[Element box items]
## START
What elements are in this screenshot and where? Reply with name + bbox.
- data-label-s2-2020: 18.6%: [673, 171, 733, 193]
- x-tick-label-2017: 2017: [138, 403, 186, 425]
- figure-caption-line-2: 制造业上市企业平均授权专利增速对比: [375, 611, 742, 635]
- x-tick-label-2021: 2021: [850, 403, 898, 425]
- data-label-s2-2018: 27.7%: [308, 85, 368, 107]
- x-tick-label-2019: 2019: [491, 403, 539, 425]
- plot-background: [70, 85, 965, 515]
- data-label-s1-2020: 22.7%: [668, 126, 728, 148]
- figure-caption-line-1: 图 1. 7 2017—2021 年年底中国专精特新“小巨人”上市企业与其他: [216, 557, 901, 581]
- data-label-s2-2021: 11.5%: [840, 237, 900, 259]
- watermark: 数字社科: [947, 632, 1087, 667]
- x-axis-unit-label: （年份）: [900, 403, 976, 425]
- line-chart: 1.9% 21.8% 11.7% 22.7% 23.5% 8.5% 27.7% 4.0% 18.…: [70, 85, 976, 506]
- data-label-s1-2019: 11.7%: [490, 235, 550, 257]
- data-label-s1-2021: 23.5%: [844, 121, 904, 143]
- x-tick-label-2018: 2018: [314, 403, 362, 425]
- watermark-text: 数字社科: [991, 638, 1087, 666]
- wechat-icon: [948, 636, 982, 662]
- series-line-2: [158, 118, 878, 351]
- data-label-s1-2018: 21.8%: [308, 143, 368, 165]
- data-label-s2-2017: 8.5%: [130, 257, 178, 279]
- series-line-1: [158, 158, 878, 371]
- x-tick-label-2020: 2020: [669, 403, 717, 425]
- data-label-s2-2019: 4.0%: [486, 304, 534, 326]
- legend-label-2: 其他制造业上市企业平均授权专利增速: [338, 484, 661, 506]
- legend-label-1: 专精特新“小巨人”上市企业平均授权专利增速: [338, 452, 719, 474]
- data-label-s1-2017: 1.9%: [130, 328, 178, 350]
## END
Repeat the items above word for word, from the first line through the line that contains "- figure-caption-line-2: 制造业上市企业平均授权专利增速对比: [375, 611, 742, 635]", including both of those lines.

## ANSWER TO THE PROBLEM
What elements are in this screenshot and where? Reply with name + bbox.
- data-label-s2-2020: 18.6%: [673, 171, 733, 193]
- x-tick-label-2017: 2017: [138, 403, 186, 425]
- figure-caption-line-2: 制造业上市企业平均授权专利增速对比: [375, 611, 742, 635]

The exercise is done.